What is being asked
The entire listing is to be repeated verbatim.

[START Material provided]

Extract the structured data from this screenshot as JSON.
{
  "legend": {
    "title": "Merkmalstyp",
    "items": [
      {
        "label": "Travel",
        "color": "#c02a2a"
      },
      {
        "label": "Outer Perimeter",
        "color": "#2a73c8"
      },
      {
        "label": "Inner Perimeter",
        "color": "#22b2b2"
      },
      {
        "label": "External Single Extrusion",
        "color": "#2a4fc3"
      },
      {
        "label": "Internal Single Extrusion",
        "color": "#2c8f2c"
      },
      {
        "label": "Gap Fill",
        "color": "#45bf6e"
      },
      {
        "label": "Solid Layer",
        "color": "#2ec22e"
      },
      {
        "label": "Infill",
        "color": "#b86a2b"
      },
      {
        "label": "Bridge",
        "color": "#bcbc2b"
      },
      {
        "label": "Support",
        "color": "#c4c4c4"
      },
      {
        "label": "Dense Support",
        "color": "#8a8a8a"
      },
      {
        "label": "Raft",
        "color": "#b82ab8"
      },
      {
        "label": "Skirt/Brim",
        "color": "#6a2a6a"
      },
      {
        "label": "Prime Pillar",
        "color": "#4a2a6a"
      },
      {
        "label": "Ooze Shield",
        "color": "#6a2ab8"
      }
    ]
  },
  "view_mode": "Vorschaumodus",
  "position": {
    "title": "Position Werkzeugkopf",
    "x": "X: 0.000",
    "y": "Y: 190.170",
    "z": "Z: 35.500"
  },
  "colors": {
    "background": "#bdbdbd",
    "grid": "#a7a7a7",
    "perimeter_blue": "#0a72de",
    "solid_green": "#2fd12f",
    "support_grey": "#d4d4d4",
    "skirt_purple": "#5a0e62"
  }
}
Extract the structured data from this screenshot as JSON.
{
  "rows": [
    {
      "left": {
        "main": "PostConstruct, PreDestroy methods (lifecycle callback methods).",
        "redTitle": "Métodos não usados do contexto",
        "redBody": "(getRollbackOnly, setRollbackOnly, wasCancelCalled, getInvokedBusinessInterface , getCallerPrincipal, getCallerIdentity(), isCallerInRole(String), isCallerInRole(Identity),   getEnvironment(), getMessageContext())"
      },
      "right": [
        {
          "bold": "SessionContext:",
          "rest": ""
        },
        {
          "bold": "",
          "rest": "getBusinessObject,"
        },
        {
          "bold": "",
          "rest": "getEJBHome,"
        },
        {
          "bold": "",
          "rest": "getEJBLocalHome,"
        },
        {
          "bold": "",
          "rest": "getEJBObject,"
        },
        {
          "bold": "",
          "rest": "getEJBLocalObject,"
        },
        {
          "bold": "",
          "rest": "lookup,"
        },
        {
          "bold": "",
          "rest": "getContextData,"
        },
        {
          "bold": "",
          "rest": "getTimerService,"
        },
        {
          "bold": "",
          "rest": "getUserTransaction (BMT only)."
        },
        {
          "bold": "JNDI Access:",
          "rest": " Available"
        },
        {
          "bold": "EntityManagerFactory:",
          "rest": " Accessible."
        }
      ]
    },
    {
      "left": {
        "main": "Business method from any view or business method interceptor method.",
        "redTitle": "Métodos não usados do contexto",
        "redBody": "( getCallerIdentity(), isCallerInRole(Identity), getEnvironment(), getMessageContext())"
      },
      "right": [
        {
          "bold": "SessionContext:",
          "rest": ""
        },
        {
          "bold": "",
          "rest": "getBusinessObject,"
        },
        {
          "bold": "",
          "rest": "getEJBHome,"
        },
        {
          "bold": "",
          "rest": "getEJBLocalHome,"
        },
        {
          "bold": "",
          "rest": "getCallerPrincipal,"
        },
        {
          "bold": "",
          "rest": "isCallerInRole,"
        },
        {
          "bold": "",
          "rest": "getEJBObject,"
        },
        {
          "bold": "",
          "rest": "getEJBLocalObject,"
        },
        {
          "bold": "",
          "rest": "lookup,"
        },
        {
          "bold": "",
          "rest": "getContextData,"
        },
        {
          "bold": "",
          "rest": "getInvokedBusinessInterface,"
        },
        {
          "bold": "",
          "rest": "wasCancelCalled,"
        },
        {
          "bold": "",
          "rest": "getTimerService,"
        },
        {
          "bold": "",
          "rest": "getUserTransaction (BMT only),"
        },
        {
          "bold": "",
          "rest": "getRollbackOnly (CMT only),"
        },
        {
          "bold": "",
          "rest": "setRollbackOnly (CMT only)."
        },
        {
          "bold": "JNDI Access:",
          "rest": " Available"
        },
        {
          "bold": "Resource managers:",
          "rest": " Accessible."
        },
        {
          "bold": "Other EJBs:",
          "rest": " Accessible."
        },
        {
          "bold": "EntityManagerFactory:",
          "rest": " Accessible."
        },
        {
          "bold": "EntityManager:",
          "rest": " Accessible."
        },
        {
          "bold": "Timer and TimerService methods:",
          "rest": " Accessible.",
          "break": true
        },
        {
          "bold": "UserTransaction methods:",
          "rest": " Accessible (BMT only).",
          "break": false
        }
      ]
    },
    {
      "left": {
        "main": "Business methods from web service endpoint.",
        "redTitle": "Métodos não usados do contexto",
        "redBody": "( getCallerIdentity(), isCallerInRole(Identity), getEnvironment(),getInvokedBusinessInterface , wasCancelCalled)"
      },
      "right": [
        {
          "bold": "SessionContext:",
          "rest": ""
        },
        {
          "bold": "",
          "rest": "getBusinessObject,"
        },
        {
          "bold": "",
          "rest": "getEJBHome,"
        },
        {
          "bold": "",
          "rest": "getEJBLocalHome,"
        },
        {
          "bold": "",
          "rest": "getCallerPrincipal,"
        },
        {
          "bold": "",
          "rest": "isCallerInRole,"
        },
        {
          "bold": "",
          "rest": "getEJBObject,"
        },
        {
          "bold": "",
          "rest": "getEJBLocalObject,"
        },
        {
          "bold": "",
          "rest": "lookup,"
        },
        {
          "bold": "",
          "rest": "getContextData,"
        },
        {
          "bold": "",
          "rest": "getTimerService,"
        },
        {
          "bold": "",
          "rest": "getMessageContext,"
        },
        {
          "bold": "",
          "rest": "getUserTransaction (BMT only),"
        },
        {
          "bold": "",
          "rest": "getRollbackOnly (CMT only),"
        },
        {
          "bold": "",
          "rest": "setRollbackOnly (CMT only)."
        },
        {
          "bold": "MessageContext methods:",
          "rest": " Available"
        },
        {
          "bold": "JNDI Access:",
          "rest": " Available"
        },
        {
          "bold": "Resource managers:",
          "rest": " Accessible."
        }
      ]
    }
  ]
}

[END Material provided]

Completed task
Extract the structured data from this screenshot as JSON.
{
  "legend": {
    "title": "Merkmalstyp",
    "items": [
      {
        "label": "Travel",
        "color": "#c02a2a"
      },
      {
        "label": "Outer Perimeter",
        "color": "#2a73c8"
      },
      {
        "label": "Inner Perimeter",
        "color": "#22b2b2"
      },
      {
        "label": "External Single Extrusion",
        "color": "#2a4fc3"
      },
      {
        "label": "Internal Single Extrusion",
        "color": "#2c8f2c"
      },
      {
        "label": "Gap Fill",
        "color": "#45bf6e"
      },
      {
        "label": "Solid Layer",
        "color": "#2ec22e"
      },
      {
        "label": "Infill",
        "color": "#b86a2b"
      },
      {
        "label": "Bridge",
        "color": "#bcbc2b"
      },
      {
        "label": "Support",
        "color": "#c4c4c4"
      },
      {
        "label": "Dense Support",
        "color": "#8a8a8a"
      },
      {
        "label": "Raft",
        "color": "#b82ab8"
      },
      {
        "label": "Skirt/Brim",
        "color": "#6a2a6a"
      },
      {
        "label": "Prime Pillar",
        "color": "#4a2a6a"
      },
      {
        "label": "Ooze Shield",
        "color": "#6a2ab8"
      }
    ]
  },
  "view_mode": "Vorschaumodus",
  "position": {
    "title": "Position Werkzeugkopf",
    "x": "X: 0.000",
    "y": "Y: 190.170",
    "z": "Z: 35.500"
  },
  "colors": {
    "background": "#bdbdbd",
    "grid": "#a7a7a7",
    "perimeter_blue": "#0a72de",
    "solid_green": "#2fd12f",
    "support_grey": "#d4d4d4",
    "skirt_purple": "#5a0e62"
  }
}
Extract the structured data from this screenshot as JSON.
{
  "rows": [
    {
      "left": {
        "main": "PostConstruct, PreDestroy methods (lifecycle callback methods).",
        "redTitle": "Métodos não usados do contexto",
        "redBody": "(getRollbackOnly, setRollbackOnly, wasCancelCalled, getInvokedBusinessInterface , getCallerPrincipal, getCallerIdentity(), isCallerInRole(String), isCallerInRole(Identity),   getEnvironment(), getMessageContext())"
      },
      "right": [
        {
          "bold": "SessionContext:",
          "rest": ""
        },
        {
          "bold": "",
          "rest": "getBusinessObject,"
        },
        {
          "bold": "",
          "rest": "getEJBHome,"
        },
        {
          "bold": "",
          "rest": "getEJBLocalHome,"
        },
        {
          "bold": "",
          "rest": "getEJBObject,"
        },
        {
          "bold": "",
          "rest": "getEJBLocalObject,"
        },
        {
          "bold": "",
          "rest": "lookup,"
        },
        {
          "bold": "",
          "rest": "getContextData,"
        },
        {
          "bold": "",
          "rest": "getTimerService,"
        },
        {
          "bold": "",
          "rest": "getUserTransaction (BMT only)."
        },
        {
          "bold": "JNDI Access:",
          "rest": " Available"
        },
        {
          "bold": "EntityManagerFactory:",
          "rest": " Accessible."
        }
      ]
    },
    {
      "left": {
        "main": "Business method from any view or business method interceptor method.",
        "redTitle": "Métodos não usados do contexto",
        "redBody": "( getCallerIdentity(), isCallerInRole(Identity), getEnvironment(), getMessageContext())"
      },
      "right": [
        {
          "bold": "SessionContext:",
          "rest": ""
        },
        {
          "bold": "",
          "rest": "getBusinessObject,"
        },
        {
          "bold": "",
          "rest": "getEJBHome,"
        },
        {
          "bold": "",
          "rest": "getEJBLocalHome,"
        },
        {
          "bold": "",
          "rest": "getCallerPrincipal,"
        },
        {
          "bold": "",
          "rest": "isCallerInRole,"
        },
        {
          "bold": "",
          "rest": "getEJBObject,"
        },
        {
          "bold": "",
          "rest": "getEJBLocalObject,"
        },
        {
          "bold": "",
          "rest": "lookup,"
        },
        {
          "bold": "",
          "rest": "getContextData,"
        },
        {
          "bold": "",
          "rest": "getInvokedBusinessInterface,"
        },
        {
          "bold": "",
          "rest": "wasCancelCalled,"
        },
        {
          "bold": "",
          "rest": "getTimerService,"
        },
        {
          "bold": "",
          "rest": "getUserTransaction (BMT only),"
        },
        {
          "bold": "",
          "rest": "getRollbackOnly (CMT only),"
        },
        {
          "bold": "",
          "rest": "setRollbackOnly (CMT only)."
        },
        {
          "bold": "JNDI Access:",
          "rest": " Available"
        },
        {
          "bold": "Resource managers:",
          "rest": " Accessible."
        },
        {
          "bold": "Other EJBs:",
          "rest": " Accessible."
        },
        {
          "bold": "EntityManagerFactory:",
          "rest": " Accessible."
        },
        {
          "bold": "EntityManager:",
          "rest": " Accessible."
        },
        {
          "bold": "Timer and TimerService methods:",
          "rest": " Accessible.",
          "break": true
        },
        {
          "bold": "UserTransaction methods:",
          "rest": " Accessible (BMT only).",
          "break": false
        }
      ]
    },
    {
      "left": {
        "main": "Business methods from web service endpoint.",
        "redTitle": "Métodos não usados do contexto",
        "redBody": "( getCallerIdentity(), isCallerInRole(Identity), getEnvironment(),getInvokedBusinessInterface , wasCancelCalled)"
      },
      "right": [
        {
          "bold": "SessionContext:",
          "rest": ""
        },
        {
          "bold": "",
          "rest": "getBusinessObject,"
        },
        {
          "bold": "",
          "rest": "getEJBHome,"
        },
        {
          "bold": "",
          "rest": "getEJBLocalHome,"
        },
        {
          "bold": "",
          "rest": "getCallerPrincipal,"
        },
        {
          "bold": "",
          "rest": "isCallerInRole,"
        },
        {
          "bold": "",
          "rest": "getEJBObject,"
        },
        {
          "bold": "",
          "rest": "getEJBLocalObject,"
        },
        {
          "bold": "",
          "rest": "lookup,"
        },
        {
          "bold": "",
          "rest": "getContextData,"
        },
        {
          "bold": "",
          "rest": "getTimerService,"
        },
        {
          "bold": "",
          "rest": "getMessageContext,"
        },
        {
          "bold": "",
          "rest": "getUserTransaction (BMT only),"
        },
        {
          "bold": "",
          "rest": "getRollbackOnly (CMT only),"
        },
        {
          "bold": "",
          "rest": "setRollbackOnly (CMT only)."
        },
        {
          "bold": "MessageContext methods:",
          "rest": " Available"
        },
        {
          "bold": "JNDI Access:",
          "rest": " Available"
        },
        {
          "bold": "Resource managers:",
          "rest": " Accessible."
        }
      ]
    }
  ]
}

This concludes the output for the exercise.